Problem to work on:
Using the records below, report how many lines hold "this", with no extra text.
#### Working data ####
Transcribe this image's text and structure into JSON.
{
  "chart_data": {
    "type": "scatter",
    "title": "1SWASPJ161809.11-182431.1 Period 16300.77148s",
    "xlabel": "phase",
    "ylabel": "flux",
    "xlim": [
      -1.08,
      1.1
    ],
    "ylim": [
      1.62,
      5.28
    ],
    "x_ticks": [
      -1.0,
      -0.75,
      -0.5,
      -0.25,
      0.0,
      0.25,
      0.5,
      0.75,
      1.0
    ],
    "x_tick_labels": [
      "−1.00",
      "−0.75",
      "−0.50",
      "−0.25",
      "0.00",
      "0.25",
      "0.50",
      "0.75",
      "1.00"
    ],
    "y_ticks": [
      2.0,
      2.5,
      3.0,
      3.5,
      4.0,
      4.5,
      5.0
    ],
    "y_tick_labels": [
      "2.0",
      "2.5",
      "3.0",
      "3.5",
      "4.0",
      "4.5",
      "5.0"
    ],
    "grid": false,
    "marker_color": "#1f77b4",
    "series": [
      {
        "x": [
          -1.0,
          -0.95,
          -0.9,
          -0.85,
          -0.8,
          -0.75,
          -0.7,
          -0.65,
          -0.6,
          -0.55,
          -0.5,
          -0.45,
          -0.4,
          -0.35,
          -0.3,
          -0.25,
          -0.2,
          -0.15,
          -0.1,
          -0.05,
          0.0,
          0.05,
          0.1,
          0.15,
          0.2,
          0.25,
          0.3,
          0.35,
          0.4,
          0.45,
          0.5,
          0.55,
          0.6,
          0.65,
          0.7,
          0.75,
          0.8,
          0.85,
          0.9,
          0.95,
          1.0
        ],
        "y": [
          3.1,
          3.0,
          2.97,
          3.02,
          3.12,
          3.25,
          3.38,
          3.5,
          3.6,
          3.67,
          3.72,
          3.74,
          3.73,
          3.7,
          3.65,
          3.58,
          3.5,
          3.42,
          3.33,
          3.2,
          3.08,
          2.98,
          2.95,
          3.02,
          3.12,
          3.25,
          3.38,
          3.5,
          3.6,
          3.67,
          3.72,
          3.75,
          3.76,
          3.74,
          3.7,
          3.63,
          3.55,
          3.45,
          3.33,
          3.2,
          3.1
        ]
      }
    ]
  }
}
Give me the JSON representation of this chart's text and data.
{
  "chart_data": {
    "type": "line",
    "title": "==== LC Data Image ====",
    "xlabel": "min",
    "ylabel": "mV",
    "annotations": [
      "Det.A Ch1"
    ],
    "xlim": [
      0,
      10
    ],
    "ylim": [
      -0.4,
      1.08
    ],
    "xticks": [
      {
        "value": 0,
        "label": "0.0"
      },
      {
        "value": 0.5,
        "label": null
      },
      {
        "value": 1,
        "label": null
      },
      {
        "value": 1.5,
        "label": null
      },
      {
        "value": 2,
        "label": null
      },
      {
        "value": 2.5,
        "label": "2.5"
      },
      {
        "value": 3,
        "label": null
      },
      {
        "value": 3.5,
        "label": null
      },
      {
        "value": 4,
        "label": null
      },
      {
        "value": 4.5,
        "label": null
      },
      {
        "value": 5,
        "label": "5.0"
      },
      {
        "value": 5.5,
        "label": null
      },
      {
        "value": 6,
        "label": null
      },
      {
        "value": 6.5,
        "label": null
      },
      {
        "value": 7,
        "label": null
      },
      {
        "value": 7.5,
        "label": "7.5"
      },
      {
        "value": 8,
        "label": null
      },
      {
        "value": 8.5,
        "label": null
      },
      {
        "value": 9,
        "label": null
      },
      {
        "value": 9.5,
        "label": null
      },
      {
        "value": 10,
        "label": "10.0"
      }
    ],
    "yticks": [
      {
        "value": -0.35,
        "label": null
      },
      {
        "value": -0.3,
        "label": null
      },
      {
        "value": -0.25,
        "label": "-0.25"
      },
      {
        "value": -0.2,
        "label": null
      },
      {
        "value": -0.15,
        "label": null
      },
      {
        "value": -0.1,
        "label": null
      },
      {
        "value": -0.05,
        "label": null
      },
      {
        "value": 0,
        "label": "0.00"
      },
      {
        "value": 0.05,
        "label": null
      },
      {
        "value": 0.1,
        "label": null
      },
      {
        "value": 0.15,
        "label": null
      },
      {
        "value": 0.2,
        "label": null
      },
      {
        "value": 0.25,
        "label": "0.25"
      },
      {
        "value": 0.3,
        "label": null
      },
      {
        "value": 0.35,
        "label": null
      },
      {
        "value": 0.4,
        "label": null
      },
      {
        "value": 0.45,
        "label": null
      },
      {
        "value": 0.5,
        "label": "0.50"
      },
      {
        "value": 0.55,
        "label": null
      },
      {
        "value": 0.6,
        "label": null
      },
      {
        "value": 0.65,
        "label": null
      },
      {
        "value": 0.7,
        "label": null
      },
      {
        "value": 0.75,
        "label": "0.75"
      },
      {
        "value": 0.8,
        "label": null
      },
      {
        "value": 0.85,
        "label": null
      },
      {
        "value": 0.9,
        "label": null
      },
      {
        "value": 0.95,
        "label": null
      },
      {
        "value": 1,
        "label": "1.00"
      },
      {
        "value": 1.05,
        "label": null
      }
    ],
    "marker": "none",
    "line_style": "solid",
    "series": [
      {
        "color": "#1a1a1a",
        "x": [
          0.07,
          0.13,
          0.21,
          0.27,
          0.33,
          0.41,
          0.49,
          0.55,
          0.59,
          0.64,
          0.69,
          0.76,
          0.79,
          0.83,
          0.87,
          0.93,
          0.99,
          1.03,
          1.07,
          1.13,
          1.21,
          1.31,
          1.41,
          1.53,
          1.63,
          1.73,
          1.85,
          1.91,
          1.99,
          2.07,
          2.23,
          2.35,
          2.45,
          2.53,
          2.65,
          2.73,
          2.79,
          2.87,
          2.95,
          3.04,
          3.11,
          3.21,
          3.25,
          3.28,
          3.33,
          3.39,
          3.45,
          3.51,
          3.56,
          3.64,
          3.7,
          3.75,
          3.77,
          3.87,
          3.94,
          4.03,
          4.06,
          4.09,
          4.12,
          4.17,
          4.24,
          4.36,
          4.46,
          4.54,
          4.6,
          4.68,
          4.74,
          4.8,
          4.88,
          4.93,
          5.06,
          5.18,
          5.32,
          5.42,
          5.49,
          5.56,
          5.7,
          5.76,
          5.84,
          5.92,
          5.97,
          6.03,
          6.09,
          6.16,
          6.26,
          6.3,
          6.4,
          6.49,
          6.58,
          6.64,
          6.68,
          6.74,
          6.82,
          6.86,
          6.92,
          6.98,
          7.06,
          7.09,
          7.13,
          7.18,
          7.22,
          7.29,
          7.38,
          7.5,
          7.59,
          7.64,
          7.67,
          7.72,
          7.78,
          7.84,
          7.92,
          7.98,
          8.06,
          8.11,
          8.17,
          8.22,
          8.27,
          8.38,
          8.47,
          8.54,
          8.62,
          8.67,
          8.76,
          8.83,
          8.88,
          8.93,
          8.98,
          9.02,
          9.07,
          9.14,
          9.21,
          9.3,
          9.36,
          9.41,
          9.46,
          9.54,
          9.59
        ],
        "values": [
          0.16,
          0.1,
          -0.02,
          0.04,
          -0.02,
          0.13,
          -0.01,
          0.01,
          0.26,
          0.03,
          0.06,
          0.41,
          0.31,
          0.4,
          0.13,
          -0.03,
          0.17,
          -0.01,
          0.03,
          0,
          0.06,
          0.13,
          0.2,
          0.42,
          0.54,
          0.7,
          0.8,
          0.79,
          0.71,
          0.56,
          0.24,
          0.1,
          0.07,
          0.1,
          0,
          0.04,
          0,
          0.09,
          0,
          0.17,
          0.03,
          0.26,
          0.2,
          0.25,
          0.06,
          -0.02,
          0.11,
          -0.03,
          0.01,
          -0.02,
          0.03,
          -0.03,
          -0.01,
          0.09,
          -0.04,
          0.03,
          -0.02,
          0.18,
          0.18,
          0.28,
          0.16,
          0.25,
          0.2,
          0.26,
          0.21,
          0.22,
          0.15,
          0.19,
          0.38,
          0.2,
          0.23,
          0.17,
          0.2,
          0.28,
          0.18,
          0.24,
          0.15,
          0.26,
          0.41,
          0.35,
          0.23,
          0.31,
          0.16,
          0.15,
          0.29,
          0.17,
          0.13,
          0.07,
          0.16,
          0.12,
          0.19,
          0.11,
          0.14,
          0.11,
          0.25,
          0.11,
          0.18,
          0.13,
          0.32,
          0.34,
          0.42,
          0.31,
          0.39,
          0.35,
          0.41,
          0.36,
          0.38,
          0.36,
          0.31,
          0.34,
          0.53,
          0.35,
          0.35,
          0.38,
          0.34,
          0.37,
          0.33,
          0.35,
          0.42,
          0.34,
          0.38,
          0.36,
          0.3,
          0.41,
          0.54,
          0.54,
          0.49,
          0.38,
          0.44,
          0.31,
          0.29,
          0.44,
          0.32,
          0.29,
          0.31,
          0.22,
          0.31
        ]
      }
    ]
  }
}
####
#### Working data ####
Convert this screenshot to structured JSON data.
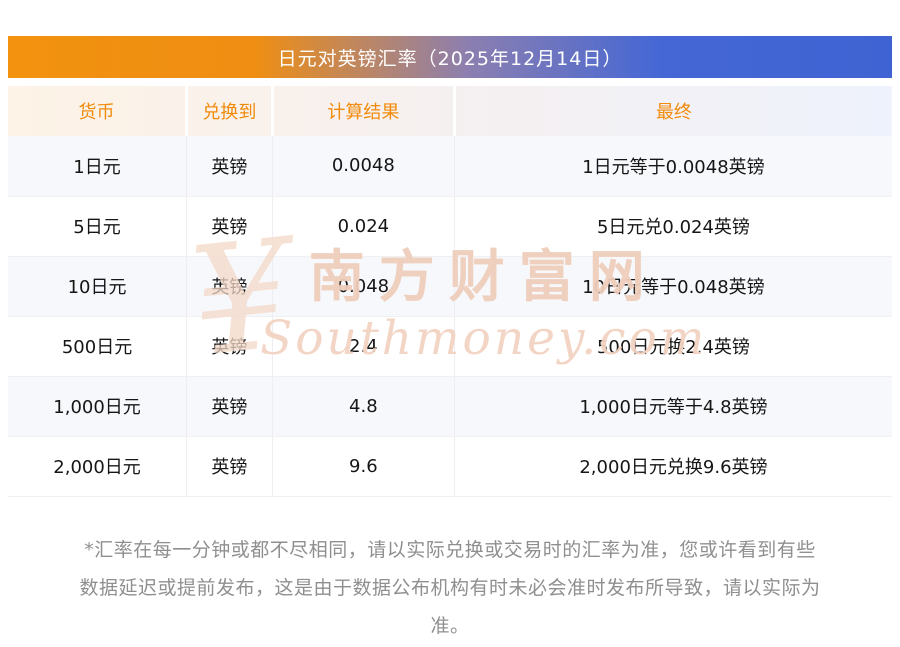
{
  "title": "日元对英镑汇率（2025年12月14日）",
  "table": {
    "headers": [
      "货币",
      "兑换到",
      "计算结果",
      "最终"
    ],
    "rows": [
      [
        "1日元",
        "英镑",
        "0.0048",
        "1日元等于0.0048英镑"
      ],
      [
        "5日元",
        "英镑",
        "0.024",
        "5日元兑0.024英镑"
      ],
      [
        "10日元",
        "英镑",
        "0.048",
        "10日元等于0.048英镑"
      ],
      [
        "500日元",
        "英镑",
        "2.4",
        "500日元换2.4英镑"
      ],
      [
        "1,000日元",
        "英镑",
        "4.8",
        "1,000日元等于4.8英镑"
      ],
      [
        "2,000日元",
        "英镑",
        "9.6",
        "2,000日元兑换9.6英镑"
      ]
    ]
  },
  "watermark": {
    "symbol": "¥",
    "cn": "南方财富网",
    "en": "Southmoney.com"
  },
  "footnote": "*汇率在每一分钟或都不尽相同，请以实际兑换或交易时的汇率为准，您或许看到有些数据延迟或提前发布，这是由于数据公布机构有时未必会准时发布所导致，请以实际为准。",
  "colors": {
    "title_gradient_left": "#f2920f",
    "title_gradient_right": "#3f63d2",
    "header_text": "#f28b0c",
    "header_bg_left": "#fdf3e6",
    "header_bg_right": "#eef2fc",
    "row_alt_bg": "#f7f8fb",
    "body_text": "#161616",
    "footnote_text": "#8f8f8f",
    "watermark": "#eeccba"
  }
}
####
Finished exercise:
3